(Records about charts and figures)
* Start *
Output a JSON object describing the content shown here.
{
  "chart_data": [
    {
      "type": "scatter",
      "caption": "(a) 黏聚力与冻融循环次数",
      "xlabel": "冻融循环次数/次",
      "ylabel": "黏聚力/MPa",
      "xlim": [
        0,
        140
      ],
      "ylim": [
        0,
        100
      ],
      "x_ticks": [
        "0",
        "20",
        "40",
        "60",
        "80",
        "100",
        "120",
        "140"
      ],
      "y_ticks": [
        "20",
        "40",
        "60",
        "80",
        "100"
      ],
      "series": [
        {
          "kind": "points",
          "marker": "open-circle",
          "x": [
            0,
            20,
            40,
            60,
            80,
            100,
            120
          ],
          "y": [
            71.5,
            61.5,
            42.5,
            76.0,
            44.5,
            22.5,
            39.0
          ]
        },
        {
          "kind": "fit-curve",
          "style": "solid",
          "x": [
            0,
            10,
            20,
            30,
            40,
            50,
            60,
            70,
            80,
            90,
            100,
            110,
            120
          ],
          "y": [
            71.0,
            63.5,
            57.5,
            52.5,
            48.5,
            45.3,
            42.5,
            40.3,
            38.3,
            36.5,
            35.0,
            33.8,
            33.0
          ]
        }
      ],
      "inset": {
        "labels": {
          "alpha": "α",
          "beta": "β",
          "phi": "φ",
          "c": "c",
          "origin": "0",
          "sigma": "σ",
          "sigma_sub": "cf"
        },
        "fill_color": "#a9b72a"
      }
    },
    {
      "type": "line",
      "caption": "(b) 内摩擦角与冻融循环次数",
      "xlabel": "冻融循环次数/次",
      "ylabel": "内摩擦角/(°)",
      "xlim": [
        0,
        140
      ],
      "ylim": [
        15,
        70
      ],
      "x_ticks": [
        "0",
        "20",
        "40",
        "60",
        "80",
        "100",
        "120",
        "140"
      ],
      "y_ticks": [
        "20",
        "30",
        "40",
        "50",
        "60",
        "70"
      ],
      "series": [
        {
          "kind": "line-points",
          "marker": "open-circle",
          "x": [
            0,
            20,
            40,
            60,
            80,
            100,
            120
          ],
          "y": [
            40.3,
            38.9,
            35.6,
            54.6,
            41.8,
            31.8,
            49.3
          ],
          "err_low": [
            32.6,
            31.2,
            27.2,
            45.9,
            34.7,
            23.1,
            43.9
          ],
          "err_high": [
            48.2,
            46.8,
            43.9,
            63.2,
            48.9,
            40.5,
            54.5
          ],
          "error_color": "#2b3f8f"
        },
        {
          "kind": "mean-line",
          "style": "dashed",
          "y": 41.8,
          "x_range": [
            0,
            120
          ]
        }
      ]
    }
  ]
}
* End *
▶ _Your goal_:
All lines above containing the string "caption" are to be collected.

▶ _Task solution_:
      "caption": "(a) 黏聚力与冻融循环次数",
      "caption": "(b) 内摩擦角与冻融循环次数",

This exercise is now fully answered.